** start of ENTRIES **

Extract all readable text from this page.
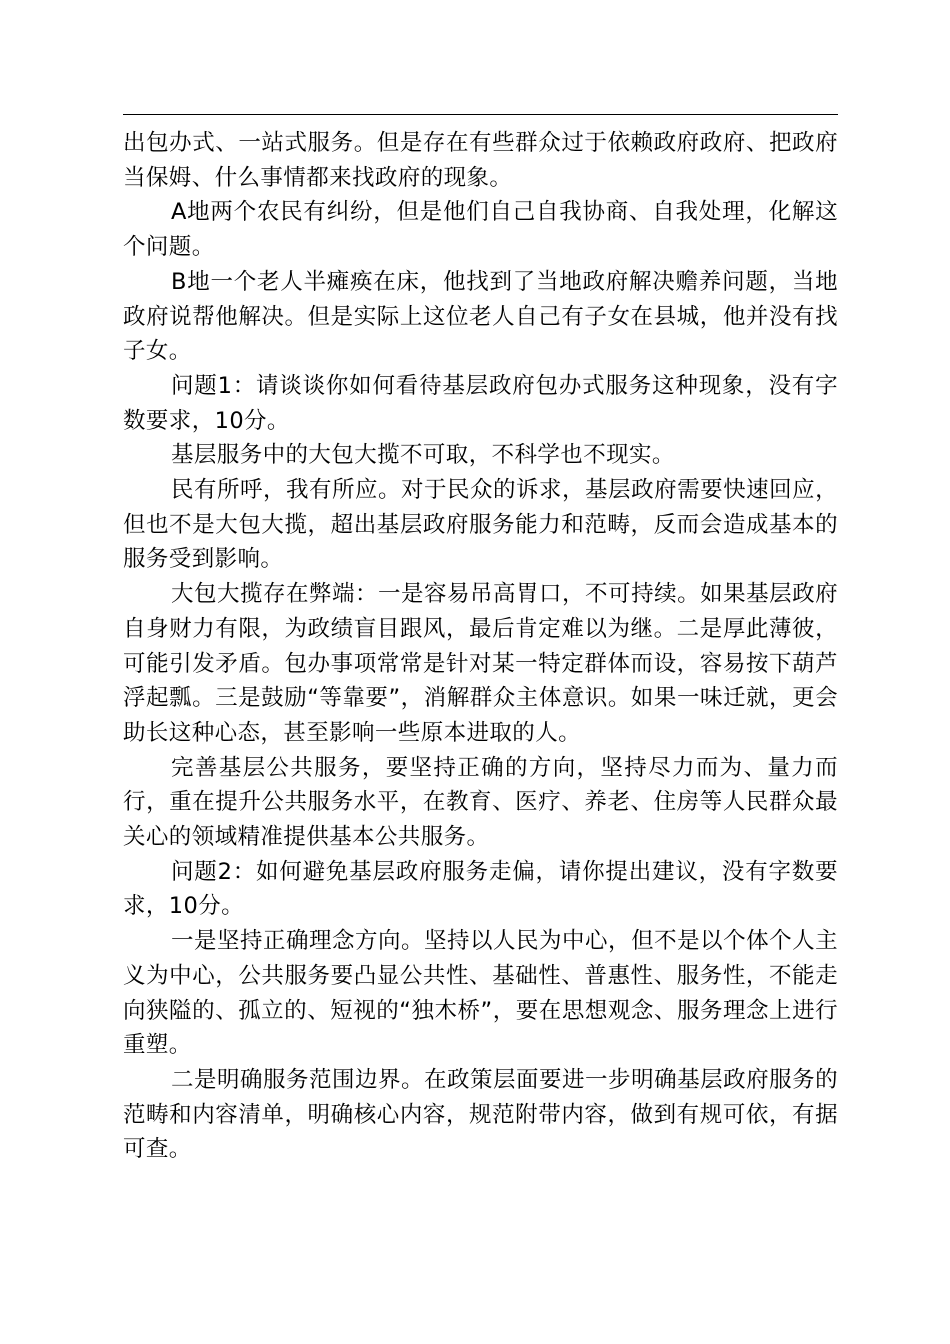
出包办式、一站式服务。但是存在有些群众过于依赖政府政府、把政府当保姆、什么事情都来找政府的现象。

A地两个农民有纠纷，但是他们自己自我协商、自我处理，化解这个问题。

B地一个老人半瘫痪在床，他找到了当地政府解决赡养问题，当地政府说帮他解决。但是实际上这位老人自己有子女在县城，他并没有找子女。

问题1：请谈谈你如何看待基层政府包办式服务这种现象，没有字数要求，10分。

基层服务中的大包大揽不可取，不科学也不现实。

民有所呼，我有所应。对于民众的诉求，基层政府需要快速回应，但也不是大包大揽，超出基层政府服务能力和范畴，反而会造成基本的服务受到影响。

大包大揽存在弊端：一是容易吊高胃口，不可持续。如果基层政府自身财力有限，为政绩盲目跟风，最后肯定难以为继。二是厚此薄彼，可能引发矛盾。包办事项常常是针对某一特定群体而设，容易按下葫芦浮起瓢。三是鼓励“等靠要”，消解群众主体意识。如果一味迁就，更会助长这种心态，甚至影响一些原本进取的人。

完善基层公共服务，要坚持正确的方向，坚持尽力而为、量力而行，重在提升公共服务水平，在教育、医疗、养老、住房等人民群众最关心的领域精准提供基本公共服务。

问题2：如何避免基层政府服务走偏，请你提出建议，没有字数要求，10分。

一是坚持正确理念方向。坚持以人民为中心，但不是以个体个人主义为中心，公共服务要凸显公共性、基础性、普惠性、服务性，不能走向狭隘的、孤立的、短视的“独木桥”，要在思想观念、服务理念上进行重塑。

二是明确服务范围边界。在政策层面要进一步明确基层政府服务的范畴和内容清单，明确核心内容，规范附带内容，做到有规可依，有据可查。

** end of ENTRIES **

● **EXERCISE TASK**
Give an exact copy of the material, leaving out every picture.

● **TASK OUTPUT**
Extract all readable text from this page.
出包办式、一站式服务。但是存在有些群众过于依赖政府政府、把政府当保姆、什么事情都来找政府的现象。

A地两个农民有纠纷，但是他们自己自我协商、自我处理，化解这个问题。

B地一个老人半瘫痪在床，他找到了当地政府解决赡养问题，当地政府说帮他解决。但是实际上这位老人自己有子女在县城，他并没有找子女。

问题1：请谈谈你如何看待基层政府包办式服务这种现象，没有字数要求，10分。

基层服务中的大包大揽不可取，不科学也不现实。

民有所呼，我有所应。对于民众的诉求，基层政府需要快速回应，但也不是大包大揽，超出基层政府服务能力和范畴，反而会造成基本的服务受到影响。

大包大揽存在弊端：一是容易吊高胃口，不可持续。如果基层政府自身财力有限，为政绩盲目跟风，最后肯定难以为继。二是厚此薄彼，可能引发矛盾。包办事项常常是针对某一特定群体而设，容易按下葫芦浮起瓢。三是鼓励“等靠要”，消解群众主体意识。如果一味迁就，更会助长这种心态，甚至影响一些原本进取的人。

完善基层公共服务，要坚持正确的方向，坚持尽力而为、量力而行，重在提升公共服务水平，在教育、医疗、养老、住房等人民群众最关心的领域精准提供基本公共服务。

问题2：如何避免基层政府服务走偏，请你提出建议，没有字数要求，10分。

一是坚持正确理念方向。坚持以人民为中心，但不是以个体个人主义为中心，公共服务要凸显公共性、基础性、普惠性、服务性，不能走向狭隘的、孤立的、短视的“独木桥”，要在思想观念、服务理念上进行重塑。

二是明确服务范围边界。在政策层面要进一步明确基层政府服务的范畴和内容清单，明确核心内容，规范附带内容，做到有规可依，有据可查。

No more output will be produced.